Figure content listings:
— begin —

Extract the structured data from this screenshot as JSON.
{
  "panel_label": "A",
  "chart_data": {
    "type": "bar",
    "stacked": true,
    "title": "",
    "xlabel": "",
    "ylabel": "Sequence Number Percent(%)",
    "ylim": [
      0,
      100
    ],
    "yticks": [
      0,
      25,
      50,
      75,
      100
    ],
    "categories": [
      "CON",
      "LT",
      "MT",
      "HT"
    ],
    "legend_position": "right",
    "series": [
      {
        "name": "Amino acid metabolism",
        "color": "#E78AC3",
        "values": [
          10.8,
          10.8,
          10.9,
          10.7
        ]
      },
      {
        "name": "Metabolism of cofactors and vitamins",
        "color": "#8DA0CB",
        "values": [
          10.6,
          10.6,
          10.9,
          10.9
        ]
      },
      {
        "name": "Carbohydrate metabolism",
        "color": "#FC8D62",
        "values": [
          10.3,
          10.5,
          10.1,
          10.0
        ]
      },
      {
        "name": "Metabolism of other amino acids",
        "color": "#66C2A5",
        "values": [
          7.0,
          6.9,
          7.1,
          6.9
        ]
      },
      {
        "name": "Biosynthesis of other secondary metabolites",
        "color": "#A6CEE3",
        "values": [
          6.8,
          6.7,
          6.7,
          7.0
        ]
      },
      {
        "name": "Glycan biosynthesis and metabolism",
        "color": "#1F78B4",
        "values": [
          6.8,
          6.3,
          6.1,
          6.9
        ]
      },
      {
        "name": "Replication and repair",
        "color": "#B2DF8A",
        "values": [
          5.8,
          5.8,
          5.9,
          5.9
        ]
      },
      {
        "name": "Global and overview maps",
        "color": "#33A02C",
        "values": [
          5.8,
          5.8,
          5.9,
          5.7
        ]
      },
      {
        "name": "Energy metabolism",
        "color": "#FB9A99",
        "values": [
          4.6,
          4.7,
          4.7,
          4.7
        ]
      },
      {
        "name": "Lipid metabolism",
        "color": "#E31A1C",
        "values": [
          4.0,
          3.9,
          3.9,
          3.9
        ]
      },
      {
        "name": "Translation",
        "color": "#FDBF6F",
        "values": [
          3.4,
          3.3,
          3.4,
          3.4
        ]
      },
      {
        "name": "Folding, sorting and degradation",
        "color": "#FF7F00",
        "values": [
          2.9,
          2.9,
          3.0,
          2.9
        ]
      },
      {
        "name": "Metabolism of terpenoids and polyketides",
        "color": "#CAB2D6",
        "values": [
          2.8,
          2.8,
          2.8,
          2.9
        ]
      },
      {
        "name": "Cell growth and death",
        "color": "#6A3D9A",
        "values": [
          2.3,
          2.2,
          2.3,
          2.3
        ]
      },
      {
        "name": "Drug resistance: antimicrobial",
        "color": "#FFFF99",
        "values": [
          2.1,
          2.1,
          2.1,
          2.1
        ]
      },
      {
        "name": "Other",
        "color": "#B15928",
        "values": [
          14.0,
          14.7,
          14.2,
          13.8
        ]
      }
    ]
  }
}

— end —

**PROBLEM DESCRIPTION**
Write out every entry word for word.

**ANSWER TO THE TASK**
Extract the structured data from this screenshot as JSON.
{
  "panel_label": "A",
  "chart_data": {
    "type": "bar",
    "stacked": true,
    "title": "",
    "xlabel": "",
    "ylabel": "Sequence Number Percent(%)",
    "ylim": [
      0,
      100
    ],
    "yticks": [
      0,
      25,
      50,
      75,
      100
    ],
    "categories": [
      "CON",
      "LT",
      "MT",
      "HT"
    ],
    "legend_position": "right",
    "series": [
      {
        "name": "Amino acid metabolism",
        "color": "#E78AC3",
        "values": [
          10.8,
          10.8,
          10.9,
          10.7
        ]
      },
      {
        "name": "Metabolism of cofactors and vitamins",
        "color": "#8DA0CB",
        "values": [
          10.6,
          10.6,
          10.9,
          10.9
        ]
      },
      {
        "name": "Carbohydrate metabolism",
        "color": "#FC8D62",
        "values": [
          10.3,
          10.5,
          10.1,
          10.0
        ]
      },
      {
        "name": "Metabolism of other amino acids",
        "color": "#66C2A5",
        "values": [
          7.0,
          6.9,
          7.1,
          6.9
        ]
      },
      {
        "name": "Biosynthesis of other secondary metabolites",
        "color": "#A6CEE3",
        "values": [
          6.8,
          6.7,
          6.7,
          7.0
        ]
      },
      {
        "name": "Glycan biosynthesis and metabolism",
        "color": "#1F78B4",
        "values": [
          6.8,
          6.3,
          6.1,
          6.9
        ]
      },
      {
        "name": "Replication and repair",
        "color": "#B2DF8A",
        "values": [
          5.8,
          5.8,
          5.9,
          5.9
        ]
      },
      {
        "name": "Global and overview maps",
        "color": "#33A02C",
        "values": [
          5.8,
          5.8,
          5.9,
          5.7
        ]
      },
      {
        "name": "Energy metabolism",
        "color": "#FB9A99",
        "values": [
          4.6,
          4.7,
          4.7,
          4.7
        ]
      },
      {
        "name": "Lipid metabolism",
        "color": "#E31A1C",
        "values": [
          4.0,
          3.9,
          3.9,
          3.9
        ]
      },
      {
        "name": "Translation",
        "color": "#FDBF6F",
        "values": [
          3.4,
          3.3,
          3.4,
          3.4
        ]
      },
      {
        "name": "Folding, sorting and degradation",
        "color": "#FF7F00",
        "values": [
          2.9,
          2.9,
          3.0,
          2.9
        ]
      },
      {
        "name": "Metabolism of terpenoids and polyketides",
        "color": "#CAB2D6",
        "values": [
          2.8,
          2.8,
          2.8,
          2.9
        ]
      },
      {
        "name": "Cell growth and death",
        "color": "#6A3D9A",
        "values": [
          2.3,
          2.2,
          2.3,
          2.3
        ]
      },
      {
        "name": "Drug resistance: antimicrobial",
        "color": "#FFFF99",
        "values": [
          2.1,
          2.1,
          2.1,
          2.1
        ]
      },
      {
        "name": "Other",
        "color": "#B15928",
        "values": [
          14.0,
          14.7,
          14.2,
          13.8
        ]
      }
    ]
  }
}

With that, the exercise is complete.